#### Exercise task:
Of the lines in the listing below, how many hold "text"? Answer with the number only.

#### Entries:
- - - - -

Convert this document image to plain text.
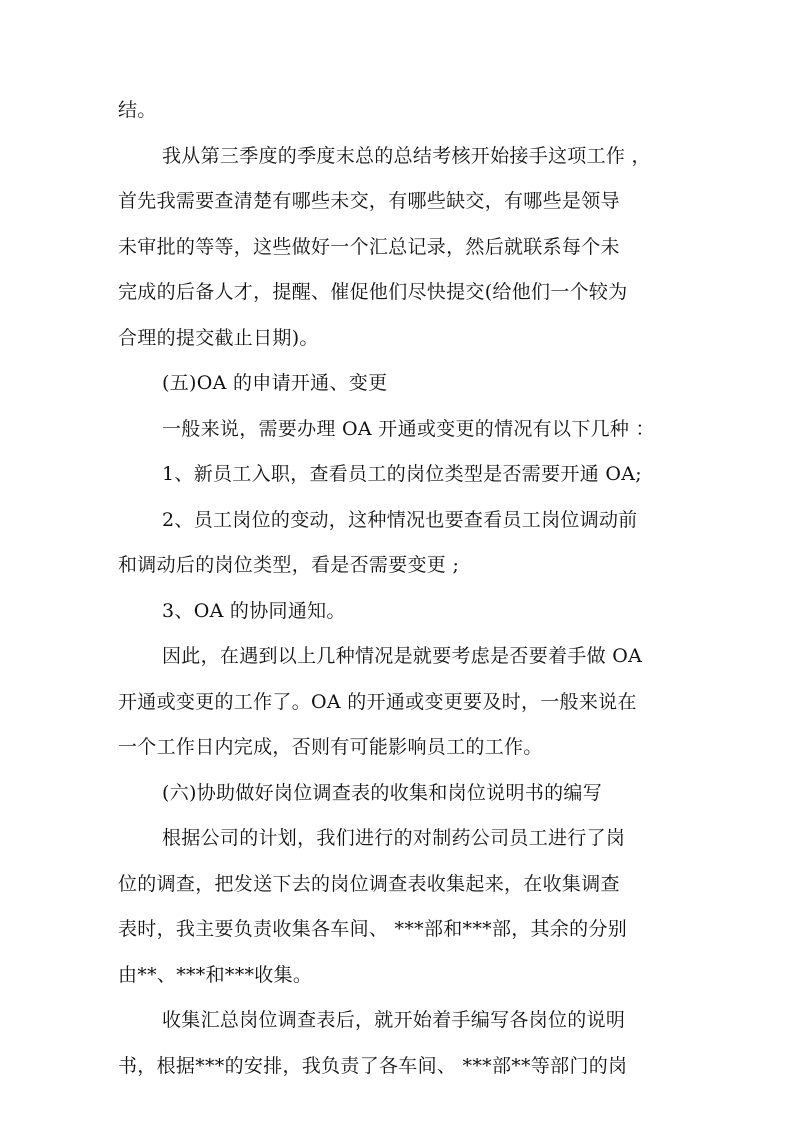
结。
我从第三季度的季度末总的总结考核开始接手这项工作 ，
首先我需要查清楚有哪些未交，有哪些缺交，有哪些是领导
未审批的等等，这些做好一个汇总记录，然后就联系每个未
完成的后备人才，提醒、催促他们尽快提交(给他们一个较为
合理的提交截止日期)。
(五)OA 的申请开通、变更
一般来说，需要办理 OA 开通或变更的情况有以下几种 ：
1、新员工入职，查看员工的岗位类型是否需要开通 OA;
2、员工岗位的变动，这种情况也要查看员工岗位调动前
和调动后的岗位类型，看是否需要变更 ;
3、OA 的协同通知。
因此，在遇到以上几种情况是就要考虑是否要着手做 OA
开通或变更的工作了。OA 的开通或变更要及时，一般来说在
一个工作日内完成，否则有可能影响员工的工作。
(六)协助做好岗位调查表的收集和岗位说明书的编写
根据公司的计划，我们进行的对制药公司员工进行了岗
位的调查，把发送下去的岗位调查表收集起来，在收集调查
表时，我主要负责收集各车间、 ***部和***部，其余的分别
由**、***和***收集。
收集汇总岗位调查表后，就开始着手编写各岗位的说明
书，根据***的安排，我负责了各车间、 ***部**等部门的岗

- - - - -

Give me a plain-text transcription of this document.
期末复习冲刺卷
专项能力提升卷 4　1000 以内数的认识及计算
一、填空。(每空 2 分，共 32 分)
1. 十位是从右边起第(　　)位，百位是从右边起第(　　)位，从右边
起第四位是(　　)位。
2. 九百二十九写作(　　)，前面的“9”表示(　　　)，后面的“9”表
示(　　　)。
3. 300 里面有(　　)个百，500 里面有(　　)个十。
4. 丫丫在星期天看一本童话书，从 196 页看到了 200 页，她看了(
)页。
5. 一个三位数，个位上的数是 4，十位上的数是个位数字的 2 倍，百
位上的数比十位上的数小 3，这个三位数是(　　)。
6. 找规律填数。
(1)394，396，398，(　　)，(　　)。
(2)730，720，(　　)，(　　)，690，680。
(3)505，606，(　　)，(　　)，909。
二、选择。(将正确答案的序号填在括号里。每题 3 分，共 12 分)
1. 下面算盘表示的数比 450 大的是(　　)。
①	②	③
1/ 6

- - - - -

#### Right answer:
2